# EXERCISE:
Reply with one number: the count of lines in the listing that contain the string "artistique".

##############################

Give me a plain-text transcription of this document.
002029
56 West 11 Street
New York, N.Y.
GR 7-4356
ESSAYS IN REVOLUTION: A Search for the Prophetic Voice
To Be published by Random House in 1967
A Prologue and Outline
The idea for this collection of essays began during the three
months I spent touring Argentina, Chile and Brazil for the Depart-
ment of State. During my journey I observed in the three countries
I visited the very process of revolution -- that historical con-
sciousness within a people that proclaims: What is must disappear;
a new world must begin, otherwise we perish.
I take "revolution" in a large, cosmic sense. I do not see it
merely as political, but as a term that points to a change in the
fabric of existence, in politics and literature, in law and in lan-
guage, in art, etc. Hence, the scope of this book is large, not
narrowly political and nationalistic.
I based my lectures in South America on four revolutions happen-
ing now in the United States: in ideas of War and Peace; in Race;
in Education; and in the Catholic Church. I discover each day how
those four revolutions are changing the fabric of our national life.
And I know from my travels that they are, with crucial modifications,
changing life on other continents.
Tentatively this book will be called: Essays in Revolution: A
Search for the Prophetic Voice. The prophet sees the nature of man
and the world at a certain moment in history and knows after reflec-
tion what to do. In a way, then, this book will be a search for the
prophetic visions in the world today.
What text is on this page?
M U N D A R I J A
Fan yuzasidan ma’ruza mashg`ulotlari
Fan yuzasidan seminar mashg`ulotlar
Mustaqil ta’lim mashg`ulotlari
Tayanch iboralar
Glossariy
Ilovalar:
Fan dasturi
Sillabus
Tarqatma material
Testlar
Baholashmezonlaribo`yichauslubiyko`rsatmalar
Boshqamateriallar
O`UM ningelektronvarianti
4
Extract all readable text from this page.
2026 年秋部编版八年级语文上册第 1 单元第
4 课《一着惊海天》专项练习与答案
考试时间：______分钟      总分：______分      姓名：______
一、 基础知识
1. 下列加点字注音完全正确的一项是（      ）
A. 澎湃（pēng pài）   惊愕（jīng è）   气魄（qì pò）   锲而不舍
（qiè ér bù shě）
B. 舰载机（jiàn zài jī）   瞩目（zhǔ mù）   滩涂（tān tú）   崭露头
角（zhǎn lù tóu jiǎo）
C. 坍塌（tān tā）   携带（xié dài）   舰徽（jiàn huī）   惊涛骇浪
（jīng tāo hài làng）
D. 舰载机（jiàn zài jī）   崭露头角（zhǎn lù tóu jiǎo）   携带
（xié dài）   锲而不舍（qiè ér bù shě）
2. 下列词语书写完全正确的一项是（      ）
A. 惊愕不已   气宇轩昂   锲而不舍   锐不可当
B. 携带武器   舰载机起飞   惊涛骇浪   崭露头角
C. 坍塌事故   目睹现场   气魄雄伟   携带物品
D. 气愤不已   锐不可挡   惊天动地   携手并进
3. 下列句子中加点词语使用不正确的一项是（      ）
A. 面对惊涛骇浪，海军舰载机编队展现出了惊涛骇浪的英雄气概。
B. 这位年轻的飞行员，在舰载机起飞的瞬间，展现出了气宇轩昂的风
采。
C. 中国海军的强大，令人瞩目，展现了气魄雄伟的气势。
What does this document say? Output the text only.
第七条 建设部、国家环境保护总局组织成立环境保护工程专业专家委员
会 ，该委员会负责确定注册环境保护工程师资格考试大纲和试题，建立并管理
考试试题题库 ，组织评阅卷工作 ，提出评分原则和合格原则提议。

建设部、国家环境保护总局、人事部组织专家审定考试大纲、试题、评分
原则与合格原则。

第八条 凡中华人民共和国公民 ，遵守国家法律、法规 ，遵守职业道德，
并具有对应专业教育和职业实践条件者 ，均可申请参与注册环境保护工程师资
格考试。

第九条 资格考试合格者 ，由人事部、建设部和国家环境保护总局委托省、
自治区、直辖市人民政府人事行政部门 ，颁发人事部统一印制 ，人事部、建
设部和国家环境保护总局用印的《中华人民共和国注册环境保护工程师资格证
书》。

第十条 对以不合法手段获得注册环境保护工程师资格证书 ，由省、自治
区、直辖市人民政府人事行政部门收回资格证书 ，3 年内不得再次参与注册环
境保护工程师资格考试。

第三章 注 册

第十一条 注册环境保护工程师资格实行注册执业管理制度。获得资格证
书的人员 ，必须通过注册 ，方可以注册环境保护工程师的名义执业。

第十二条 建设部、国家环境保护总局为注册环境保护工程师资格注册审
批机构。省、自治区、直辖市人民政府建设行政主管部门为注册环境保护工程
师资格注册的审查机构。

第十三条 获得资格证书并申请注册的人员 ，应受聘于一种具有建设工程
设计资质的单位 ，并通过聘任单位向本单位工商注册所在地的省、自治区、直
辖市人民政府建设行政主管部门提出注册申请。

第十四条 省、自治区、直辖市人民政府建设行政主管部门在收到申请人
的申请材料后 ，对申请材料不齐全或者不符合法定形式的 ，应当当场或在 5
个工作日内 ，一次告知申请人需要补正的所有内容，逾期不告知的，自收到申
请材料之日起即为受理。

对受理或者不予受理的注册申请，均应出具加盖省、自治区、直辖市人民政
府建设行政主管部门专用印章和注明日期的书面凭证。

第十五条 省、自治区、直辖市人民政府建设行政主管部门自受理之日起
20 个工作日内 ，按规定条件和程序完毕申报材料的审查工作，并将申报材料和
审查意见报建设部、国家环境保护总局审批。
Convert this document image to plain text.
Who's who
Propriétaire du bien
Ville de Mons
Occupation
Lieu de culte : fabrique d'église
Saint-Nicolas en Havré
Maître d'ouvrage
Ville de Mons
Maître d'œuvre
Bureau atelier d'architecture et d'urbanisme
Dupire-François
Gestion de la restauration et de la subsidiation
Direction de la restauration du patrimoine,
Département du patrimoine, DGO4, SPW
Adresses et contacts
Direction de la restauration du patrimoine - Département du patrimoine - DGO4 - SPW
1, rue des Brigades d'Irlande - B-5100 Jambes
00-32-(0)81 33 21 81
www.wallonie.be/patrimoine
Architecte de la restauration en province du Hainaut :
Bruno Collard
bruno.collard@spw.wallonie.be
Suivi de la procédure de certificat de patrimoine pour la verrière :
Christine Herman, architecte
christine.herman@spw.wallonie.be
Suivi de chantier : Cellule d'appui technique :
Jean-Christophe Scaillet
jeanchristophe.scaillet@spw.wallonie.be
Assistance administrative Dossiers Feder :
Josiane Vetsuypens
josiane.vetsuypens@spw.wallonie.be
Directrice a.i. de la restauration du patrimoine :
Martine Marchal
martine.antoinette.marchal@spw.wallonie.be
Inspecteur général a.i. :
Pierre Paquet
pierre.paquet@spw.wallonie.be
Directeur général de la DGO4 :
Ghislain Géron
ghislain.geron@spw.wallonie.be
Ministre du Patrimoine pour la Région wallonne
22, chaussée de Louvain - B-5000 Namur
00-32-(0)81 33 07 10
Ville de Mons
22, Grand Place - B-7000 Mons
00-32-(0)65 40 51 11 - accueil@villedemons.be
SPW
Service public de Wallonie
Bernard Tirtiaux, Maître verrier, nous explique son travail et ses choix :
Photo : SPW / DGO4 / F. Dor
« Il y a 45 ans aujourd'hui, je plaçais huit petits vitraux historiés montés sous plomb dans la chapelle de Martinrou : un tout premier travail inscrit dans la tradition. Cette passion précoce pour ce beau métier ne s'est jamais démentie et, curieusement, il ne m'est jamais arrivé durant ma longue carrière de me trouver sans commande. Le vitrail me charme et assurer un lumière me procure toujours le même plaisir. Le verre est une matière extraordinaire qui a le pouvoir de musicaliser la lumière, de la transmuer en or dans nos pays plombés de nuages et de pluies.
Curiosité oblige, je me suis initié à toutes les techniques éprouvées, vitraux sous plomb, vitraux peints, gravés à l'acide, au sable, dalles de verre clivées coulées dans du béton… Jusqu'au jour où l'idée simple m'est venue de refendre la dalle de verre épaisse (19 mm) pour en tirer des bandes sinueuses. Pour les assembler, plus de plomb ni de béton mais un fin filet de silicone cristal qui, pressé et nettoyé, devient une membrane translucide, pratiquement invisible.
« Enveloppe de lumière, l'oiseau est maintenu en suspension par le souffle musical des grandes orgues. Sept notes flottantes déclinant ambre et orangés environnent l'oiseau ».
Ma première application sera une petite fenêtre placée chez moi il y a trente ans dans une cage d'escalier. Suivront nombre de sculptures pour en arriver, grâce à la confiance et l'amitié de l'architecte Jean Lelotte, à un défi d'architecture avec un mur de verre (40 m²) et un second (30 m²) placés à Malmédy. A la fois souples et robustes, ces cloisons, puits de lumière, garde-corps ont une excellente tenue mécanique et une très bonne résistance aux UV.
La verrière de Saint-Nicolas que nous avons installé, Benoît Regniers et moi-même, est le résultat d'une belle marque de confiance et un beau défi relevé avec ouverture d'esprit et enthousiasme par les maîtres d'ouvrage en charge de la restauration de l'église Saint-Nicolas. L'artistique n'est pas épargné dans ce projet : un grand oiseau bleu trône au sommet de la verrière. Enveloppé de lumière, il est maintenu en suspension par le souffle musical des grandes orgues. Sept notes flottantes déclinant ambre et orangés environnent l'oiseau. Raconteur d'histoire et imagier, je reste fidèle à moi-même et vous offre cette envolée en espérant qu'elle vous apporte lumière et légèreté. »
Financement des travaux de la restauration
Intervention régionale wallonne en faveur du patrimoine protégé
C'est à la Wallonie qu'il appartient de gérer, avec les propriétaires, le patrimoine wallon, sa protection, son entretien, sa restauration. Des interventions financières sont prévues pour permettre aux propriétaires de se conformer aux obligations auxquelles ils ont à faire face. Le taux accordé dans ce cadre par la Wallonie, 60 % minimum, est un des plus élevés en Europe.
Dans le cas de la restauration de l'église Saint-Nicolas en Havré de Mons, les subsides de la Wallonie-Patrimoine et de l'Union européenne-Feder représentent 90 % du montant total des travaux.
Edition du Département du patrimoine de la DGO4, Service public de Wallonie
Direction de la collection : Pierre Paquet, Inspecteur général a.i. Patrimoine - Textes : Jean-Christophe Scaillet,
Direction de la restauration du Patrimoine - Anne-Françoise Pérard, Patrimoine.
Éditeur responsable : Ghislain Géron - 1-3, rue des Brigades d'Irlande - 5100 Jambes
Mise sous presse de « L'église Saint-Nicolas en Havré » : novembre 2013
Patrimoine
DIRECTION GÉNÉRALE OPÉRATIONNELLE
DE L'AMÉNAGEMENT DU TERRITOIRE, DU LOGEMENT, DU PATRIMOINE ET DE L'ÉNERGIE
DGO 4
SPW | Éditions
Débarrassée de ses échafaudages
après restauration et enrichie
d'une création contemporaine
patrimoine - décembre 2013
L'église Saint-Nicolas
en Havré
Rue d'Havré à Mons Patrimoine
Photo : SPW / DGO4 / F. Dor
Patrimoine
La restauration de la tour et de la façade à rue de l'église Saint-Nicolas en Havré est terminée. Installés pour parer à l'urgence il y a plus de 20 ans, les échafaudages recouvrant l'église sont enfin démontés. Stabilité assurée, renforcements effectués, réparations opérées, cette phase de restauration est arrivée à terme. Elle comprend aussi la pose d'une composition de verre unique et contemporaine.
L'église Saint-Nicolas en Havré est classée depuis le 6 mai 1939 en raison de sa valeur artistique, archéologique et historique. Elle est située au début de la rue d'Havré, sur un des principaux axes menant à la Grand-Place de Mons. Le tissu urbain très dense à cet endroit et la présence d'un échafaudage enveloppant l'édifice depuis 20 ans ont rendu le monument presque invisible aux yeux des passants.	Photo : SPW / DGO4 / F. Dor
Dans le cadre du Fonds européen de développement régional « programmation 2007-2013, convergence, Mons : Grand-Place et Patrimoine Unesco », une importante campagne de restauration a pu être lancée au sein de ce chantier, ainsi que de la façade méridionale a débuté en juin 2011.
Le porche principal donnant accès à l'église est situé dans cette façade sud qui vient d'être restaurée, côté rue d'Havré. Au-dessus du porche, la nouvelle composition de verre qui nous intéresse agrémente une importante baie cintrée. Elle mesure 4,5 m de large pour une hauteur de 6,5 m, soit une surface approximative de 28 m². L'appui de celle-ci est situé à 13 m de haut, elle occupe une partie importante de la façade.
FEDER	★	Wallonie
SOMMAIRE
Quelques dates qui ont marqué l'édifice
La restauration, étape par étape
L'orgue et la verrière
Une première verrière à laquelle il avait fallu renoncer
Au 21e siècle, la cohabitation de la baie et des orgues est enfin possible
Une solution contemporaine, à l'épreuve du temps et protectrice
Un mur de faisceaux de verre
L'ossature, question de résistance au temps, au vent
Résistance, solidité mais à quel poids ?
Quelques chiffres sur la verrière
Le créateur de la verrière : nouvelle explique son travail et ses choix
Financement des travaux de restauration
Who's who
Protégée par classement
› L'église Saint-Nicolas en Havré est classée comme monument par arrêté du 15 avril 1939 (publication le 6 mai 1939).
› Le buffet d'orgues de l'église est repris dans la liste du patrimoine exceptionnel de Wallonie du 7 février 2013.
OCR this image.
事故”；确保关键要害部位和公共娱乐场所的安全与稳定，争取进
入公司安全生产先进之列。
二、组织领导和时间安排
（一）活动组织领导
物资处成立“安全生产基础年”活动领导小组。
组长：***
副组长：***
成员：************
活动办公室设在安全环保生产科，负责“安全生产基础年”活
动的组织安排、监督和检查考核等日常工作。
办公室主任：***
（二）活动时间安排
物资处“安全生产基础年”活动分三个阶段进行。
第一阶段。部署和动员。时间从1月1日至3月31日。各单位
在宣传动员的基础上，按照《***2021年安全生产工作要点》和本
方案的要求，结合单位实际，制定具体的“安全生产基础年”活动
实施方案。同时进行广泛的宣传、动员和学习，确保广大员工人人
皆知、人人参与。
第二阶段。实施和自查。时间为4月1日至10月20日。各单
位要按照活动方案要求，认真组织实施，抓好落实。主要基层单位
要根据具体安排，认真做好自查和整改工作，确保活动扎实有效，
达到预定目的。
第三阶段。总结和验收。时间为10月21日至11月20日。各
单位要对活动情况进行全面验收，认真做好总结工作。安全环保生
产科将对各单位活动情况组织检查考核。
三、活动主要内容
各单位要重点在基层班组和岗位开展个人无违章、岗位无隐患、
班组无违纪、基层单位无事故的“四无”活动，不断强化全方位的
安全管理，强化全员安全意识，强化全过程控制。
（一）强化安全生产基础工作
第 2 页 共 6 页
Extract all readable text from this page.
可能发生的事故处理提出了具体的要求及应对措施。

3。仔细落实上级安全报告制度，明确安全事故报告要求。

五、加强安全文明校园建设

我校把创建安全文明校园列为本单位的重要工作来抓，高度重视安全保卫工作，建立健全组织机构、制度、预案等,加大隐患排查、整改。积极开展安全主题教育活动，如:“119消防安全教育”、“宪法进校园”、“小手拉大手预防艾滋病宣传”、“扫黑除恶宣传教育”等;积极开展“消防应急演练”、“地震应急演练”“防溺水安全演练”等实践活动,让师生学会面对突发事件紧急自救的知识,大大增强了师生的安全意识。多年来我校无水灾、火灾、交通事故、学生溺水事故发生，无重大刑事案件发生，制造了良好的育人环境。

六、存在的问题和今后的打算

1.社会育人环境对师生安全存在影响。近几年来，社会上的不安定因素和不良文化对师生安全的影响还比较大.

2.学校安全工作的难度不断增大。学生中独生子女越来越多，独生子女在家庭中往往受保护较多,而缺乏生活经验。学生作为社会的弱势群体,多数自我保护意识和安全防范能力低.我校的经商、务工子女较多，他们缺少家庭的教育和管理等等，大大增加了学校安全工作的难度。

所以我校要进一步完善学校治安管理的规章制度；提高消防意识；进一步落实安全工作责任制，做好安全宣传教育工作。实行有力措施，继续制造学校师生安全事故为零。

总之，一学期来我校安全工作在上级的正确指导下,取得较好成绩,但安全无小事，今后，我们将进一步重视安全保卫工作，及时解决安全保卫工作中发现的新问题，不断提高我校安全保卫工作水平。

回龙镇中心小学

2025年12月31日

##############################

# ANSWER FOR THIS EXERCISE:
2